• **EXERCISE BRIEF**
Find each line holding "εἶναι" and copy it out.

• **PROVIDED DATA**
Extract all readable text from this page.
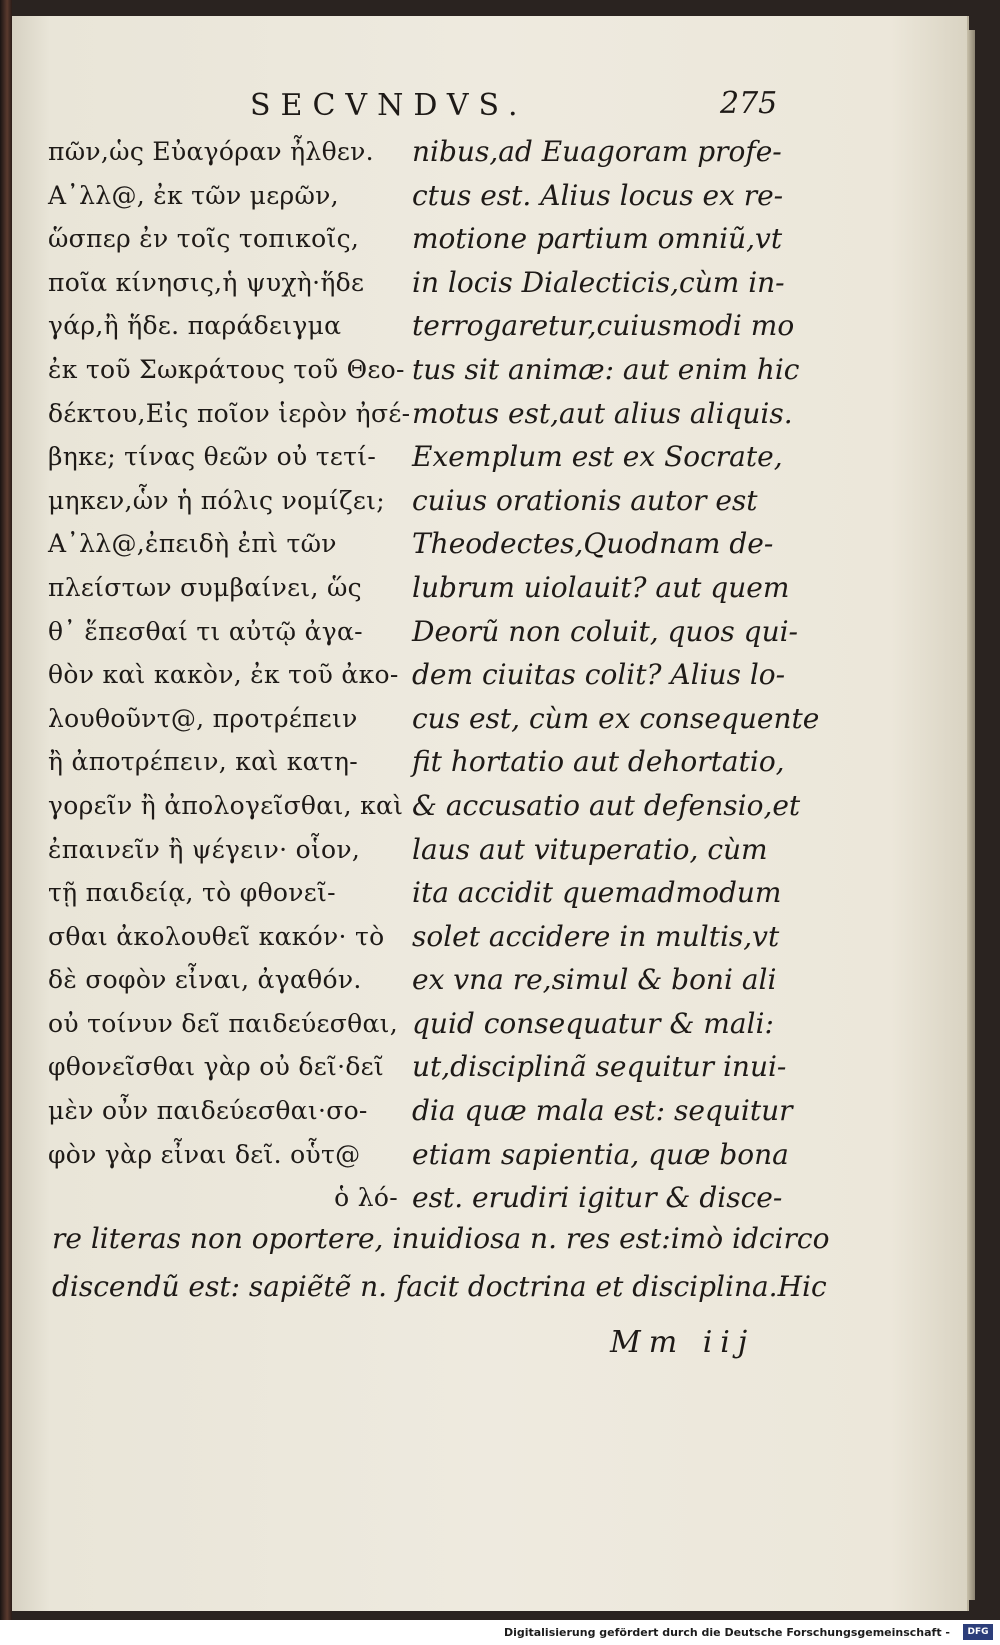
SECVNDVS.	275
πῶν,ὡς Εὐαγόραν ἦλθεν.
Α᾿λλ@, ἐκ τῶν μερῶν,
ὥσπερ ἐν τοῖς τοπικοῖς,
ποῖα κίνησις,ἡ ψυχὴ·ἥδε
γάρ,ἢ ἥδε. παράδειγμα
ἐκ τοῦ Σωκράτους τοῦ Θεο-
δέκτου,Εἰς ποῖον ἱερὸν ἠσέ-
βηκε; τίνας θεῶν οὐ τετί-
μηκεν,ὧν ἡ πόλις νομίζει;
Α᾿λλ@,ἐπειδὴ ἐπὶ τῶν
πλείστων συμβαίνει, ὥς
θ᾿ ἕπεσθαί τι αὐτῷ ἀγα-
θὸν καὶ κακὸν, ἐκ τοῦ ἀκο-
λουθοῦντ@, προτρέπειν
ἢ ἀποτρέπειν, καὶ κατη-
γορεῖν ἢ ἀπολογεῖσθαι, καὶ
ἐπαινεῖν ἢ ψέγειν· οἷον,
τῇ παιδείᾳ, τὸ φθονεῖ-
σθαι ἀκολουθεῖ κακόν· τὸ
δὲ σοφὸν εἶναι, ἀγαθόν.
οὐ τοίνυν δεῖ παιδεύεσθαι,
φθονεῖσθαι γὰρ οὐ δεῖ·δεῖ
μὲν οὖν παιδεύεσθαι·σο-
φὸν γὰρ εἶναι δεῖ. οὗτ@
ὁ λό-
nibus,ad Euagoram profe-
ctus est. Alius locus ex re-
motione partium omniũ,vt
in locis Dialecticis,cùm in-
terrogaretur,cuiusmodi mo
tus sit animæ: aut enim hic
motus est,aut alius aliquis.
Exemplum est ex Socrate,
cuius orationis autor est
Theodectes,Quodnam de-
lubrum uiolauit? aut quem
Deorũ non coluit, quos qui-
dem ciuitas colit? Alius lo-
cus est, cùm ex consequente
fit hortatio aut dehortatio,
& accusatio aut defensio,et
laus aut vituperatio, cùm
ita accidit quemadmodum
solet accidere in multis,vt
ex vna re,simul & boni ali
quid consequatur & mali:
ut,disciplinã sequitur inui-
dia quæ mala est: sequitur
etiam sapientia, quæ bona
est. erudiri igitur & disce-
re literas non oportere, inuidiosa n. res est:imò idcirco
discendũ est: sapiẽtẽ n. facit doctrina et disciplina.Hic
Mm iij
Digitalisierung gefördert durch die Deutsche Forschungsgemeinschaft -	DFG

• **WORKED ANSWER**
δὲ σοφὸν εἶναι, ἀγαθόν.
φὸν γὰρ εἶναι δεῖ. οὗτ@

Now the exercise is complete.